Challenge: Transcribe the passage on MiniGUI's MSG_PAINT message between "Generally speaking, in" and "previously hidden window.", inclusive.

Selected excerpt:
- - -
Generally speaking, in the following case, window procedure will receive a
`MSG_PAINT` message:
- When the user moves or shows a window, MiniGUI sends `MSG_PAINT` message to
the previously hidden window.
- When the program uses `InvalidateRect` function to update the invalid region
of the window, a `MSG_PAINT` message will be generated;
- The program calls `UpdateWindow` function to redraw the window;
- The dialog box or message box over a window is destroyed;
- Pull down or popup menu is disappeared.

In some cases, MiniGUI saves some overlaid displaying area, and recovers them
when necessary, for example the mouse cursor moving.

In usual cases, the window procedure function needs only to update a part of 
the client area. For example, a dialog box overlays only a part of the client
area of a window; when the dialog box destroyed, redrawing of the part of the
client area previously overlaid by the dialog box is needed. The part of the
client area needed to be repainted called “invalid region”.
- - -
Listed records:
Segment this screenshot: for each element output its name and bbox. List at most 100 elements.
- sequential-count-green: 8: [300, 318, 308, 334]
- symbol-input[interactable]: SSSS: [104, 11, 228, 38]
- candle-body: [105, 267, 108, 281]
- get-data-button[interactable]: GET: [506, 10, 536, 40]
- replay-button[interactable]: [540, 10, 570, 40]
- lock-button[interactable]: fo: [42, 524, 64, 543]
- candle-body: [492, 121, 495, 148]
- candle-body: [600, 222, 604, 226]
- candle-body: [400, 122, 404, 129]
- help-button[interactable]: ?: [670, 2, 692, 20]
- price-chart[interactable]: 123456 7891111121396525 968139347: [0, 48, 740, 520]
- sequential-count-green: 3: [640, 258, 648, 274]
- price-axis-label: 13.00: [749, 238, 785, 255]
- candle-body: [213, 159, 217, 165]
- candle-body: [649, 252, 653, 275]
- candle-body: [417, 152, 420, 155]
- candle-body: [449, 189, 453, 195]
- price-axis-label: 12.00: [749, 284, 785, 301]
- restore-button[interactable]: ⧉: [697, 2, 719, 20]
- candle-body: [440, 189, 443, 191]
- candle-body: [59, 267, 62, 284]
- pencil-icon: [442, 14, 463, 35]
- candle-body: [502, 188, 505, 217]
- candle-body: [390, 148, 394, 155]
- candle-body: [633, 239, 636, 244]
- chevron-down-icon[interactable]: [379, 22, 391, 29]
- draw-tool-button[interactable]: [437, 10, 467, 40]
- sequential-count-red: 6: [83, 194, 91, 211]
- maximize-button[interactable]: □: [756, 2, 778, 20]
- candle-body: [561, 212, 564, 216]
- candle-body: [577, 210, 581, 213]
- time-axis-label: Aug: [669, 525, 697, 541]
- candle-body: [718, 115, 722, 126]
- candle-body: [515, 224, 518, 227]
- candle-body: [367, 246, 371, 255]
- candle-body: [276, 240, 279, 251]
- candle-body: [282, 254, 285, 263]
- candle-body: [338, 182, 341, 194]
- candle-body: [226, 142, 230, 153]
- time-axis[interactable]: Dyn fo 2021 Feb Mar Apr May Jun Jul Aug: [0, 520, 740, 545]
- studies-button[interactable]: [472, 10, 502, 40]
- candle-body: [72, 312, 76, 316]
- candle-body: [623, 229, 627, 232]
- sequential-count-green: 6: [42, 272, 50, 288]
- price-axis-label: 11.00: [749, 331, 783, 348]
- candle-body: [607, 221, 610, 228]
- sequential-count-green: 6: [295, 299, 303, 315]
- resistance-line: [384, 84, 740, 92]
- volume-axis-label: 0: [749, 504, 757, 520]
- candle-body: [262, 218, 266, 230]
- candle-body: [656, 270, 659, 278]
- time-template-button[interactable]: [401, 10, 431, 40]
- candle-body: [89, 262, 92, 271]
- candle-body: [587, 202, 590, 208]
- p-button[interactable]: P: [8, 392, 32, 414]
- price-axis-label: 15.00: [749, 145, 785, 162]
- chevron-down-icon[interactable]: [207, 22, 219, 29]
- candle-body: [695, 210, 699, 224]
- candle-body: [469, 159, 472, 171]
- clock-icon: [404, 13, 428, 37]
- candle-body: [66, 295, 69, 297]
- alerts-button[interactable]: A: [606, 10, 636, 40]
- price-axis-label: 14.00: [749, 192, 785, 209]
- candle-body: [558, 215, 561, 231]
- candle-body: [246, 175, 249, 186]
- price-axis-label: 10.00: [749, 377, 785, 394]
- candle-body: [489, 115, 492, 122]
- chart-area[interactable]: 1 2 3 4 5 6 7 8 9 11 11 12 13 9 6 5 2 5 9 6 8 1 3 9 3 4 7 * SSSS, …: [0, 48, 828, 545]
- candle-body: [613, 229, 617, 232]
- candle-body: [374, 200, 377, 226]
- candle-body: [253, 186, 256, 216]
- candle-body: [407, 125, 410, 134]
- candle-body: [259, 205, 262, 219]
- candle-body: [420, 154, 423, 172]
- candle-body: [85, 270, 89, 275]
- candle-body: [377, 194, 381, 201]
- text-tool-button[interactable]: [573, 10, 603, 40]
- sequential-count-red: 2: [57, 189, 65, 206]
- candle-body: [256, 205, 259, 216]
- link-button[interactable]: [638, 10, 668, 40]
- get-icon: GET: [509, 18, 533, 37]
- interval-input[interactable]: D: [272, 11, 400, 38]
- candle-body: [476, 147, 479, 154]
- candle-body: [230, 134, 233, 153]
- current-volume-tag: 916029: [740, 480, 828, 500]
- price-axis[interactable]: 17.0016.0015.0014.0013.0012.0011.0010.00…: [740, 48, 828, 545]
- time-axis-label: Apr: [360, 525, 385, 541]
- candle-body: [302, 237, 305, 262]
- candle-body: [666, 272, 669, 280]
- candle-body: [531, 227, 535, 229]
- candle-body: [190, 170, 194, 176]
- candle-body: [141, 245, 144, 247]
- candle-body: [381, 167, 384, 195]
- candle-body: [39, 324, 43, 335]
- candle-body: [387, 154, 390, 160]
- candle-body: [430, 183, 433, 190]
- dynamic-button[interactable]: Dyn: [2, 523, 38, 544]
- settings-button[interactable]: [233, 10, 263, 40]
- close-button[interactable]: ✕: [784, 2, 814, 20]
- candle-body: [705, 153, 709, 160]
- - -
The answer:
Generally speaking, in the following case, window procedure will receive a
`MSG_PAINT` message:
- When the user moves or shows a window, MiniGUI sends `MSG_PAINT` message to
the previously hidden window.